» **Task**:
Verbatim output of all the material below is required.

(Items from a dataset)
==*==
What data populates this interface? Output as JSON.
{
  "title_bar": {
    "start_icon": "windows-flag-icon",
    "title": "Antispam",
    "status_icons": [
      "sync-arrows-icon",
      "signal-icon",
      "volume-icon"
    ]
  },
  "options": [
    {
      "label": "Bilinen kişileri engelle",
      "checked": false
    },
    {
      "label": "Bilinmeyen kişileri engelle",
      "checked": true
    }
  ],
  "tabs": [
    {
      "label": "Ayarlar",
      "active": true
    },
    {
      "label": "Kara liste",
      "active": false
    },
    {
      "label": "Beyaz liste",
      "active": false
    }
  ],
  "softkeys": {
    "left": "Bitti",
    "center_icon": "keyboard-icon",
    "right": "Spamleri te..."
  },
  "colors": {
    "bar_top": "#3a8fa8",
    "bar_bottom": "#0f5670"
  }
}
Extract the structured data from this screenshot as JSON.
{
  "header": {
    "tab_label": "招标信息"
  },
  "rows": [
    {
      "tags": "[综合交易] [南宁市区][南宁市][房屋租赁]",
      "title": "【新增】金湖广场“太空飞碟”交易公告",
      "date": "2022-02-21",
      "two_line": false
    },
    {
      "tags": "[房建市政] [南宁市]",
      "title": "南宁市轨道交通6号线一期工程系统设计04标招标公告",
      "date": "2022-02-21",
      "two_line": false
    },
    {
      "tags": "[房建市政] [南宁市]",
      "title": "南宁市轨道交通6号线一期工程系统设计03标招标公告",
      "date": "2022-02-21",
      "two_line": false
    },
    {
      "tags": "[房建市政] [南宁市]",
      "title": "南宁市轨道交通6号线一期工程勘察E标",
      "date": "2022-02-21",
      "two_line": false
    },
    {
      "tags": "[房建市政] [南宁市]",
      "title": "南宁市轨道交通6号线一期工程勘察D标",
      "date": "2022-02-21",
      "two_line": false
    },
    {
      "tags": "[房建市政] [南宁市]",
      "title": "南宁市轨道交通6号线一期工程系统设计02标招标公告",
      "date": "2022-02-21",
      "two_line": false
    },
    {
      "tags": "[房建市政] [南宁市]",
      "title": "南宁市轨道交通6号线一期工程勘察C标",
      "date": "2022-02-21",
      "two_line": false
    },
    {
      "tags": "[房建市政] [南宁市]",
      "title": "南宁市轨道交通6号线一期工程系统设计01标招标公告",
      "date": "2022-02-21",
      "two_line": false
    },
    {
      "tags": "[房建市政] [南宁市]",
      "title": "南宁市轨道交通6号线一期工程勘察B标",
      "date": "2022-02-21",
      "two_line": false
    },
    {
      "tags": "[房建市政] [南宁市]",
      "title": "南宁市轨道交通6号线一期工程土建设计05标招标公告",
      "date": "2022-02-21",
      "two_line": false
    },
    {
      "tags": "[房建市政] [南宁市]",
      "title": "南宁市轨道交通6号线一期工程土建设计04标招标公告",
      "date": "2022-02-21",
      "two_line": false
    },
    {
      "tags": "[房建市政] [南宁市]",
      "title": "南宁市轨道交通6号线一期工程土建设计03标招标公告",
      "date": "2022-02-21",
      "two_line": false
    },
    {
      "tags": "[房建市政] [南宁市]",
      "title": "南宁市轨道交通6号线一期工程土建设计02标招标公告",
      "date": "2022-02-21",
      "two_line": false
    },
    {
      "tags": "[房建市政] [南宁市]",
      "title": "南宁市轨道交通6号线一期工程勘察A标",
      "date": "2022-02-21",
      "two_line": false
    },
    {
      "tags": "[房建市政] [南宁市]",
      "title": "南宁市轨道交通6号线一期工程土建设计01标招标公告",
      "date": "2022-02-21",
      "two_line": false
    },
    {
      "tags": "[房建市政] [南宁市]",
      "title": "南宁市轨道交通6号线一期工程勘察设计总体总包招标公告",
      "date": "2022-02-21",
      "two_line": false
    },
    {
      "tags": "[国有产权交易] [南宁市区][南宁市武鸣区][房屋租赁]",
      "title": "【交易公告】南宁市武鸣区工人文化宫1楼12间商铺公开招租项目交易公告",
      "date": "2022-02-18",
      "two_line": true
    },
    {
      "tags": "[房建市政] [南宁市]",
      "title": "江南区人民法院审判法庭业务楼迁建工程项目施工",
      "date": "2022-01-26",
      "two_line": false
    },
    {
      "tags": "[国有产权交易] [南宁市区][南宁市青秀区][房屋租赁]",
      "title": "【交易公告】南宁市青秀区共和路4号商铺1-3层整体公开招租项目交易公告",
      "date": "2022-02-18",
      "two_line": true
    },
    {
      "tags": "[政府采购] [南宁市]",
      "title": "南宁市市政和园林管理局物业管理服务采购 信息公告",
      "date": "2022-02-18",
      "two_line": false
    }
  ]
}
==*==
» **Solution to the problem**:
What data populates this interface? Output as JSON.
{
  "title_bar": {
    "start_icon": "windows-flag-icon",
    "title": "Antispam",
    "status_icons": [
      "sync-arrows-icon",
      "signal-icon",
      "volume-icon"
    ]
  },
  "options": [
    {
      "label": "Bilinen kişileri engelle",
      "checked": false
    },
    {
      "label": "Bilinmeyen kişileri engelle",
      "checked": true
    }
  ],
  "tabs": [
    {
      "label": "Ayarlar",
      "active": true
    },
    {
      "label": "Kara liste",
      "active": false
    },
    {
      "label": "Beyaz liste",
      "active": false
    }
  ],
  "softkeys": {
    "left": "Bitti",
    "center_icon": "keyboard-icon",
    "right": "Spamleri te..."
  },
  "colors": {
    "bar_top": "#3a8fa8",
    "bar_bottom": "#0f5670"
  }
}
Extract the structured data from this screenshot as JSON.
{
  "header": {
    "tab_label": "招标信息"
  },
  "rows": [
    {
      "tags": "[综合交易] [南宁市区][南宁市][房屋租赁]",
      "title": "【新增】金湖广场“太空飞碟”交易公告",
      "date": "2022-02-21",
      "two_line": false
    },
    {
      "tags": "[房建市政] [南宁市]",
      "title": "南宁市轨道交通6号线一期工程系统设计04标招标公告",
      "date": "2022-02-21",
      "two_line": false
    },
    {
      "tags": "[房建市政] [南宁市]",
      "title": "南宁市轨道交通6号线一期工程系统设计03标招标公告",
      "date": "2022-02-21",
      "two_line": false
    },
    {
      "tags": "[房建市政] [南宁市]",
      "title": "南宁市轨道交通6号线一期工程勘察E标",
      "date": "2022-02-21",
      "two_line": false
    },
    {
      "tags": "[房建市政] [南宁市]",
      "title": "南宁市轨道交通6号线一期工程勘察D标",
      "date": "2022-02-21",
      "two_line": false
    },
    {
      "tags": "[房建市政] [南宁市]",
      "title": "南宁市轨道交通6号线一期工程系统设计02标招标公告",
      "date": "2022-02-21",
      "two_line": false
    },
    {
      "tags": "[房建市政] [南宁市]",
      "title": "南宁市轨道交通6号线一期工程勘察C标",
      "date": "2022-02-21",
      "two_line": false
    },
    {
      "tags": "[房建市政] [南宁市]",
      "title": "南宁市轨道交通6号线一期工程系统设计01标招标公告",
      "date": "2022-02-21",
      "two_line": false
    },
    {
      "tags": "[房建市政] [南宁市]",
      "title": "南宁市轨道交通6号线一期工程勘察B标",
      "date": "2022-02-21",
      "two_line": false
    },
    {
      "tags": "[房建市政] [南宁市]",
      "title": "南宁市轨道交通6号线一期工程土建设计05标招标公告",
      "date": "2022-02-21",
      "two_line": false
    },
    {
      "tags": "[房建市政] [南宁市]",
      "title": "南宁市轨道交通6号线一期工程土建设计04标招标公告",
      "date": "2022-02-21",
      "two_line": false
    },
    {
      "tags": "[房建市政] [南宁市]",
      "title": "南宁市轨道交通6号线一期工程土建设计03标招标公告",
      "date": "2022-02-21",
      "two_line": false
    },
    {
      "tags": "[房建市政] [南宁市]",
      "title": "南宁市轨道交通6号线一期工程土建设计02标招标公告",
      "date": "2022-02-21",
      "two_line": false
    },
    {
      "tags": "[房建市政] [南宁市]",
      "title": "南宁市轨道交通6号线一期工程勘察A标",
      "date": "2022-02-21",
      "two_line": false
    },
    {
      "tags": "[房建市政] [南宁市]",
      "title": "南宁市轨道交通6号线一期工程土建设计01标招标公告",
      "date": "2022-02-21",
      "two_line": false
    },
    {
      "tags": "[房建市政] [南宁市]",
      "title": "南宁市轨道交通6号线一期工程勘察设计总体总包招标公告",
      "date": "2022-02-21",
      "two_line": false
    },
    {
      "tags": "[国有产权交易] [南宁市区][南宁市武鸣区][房屋租赁]",
      "title": "【交易公告】南宁市武鸣区工人文化宫1楼12间商铺公开招租项目交易公告",
      "date": "2022-02-18",
      "two_line": true
    },
    {
      "tags": "[房建市政] [南宁市]",
      "title": "江南区人民法院审判法庭业务楼迁建工程项目施工",
      "date": "2022-01-26",
      "two_line": false
    },
    {
      "tags": "[国有产权交易] [南宁市区][南宁市青秀区][房屋租赁]",
      "title": "【交易公告】南宁市青秀区共和路4号商铺1-3层整体公开招租项目交易公告",
      "date": "2022-02-18",
      "two_line": true
    },
    {
      "tags": "[政府采购] [南宁市]",
      "title": "南宁市市政和园林管理局物业管理服务采购 信息公告",
      "date": "2022-02-18",
      "two_line": false
    }
  ]
}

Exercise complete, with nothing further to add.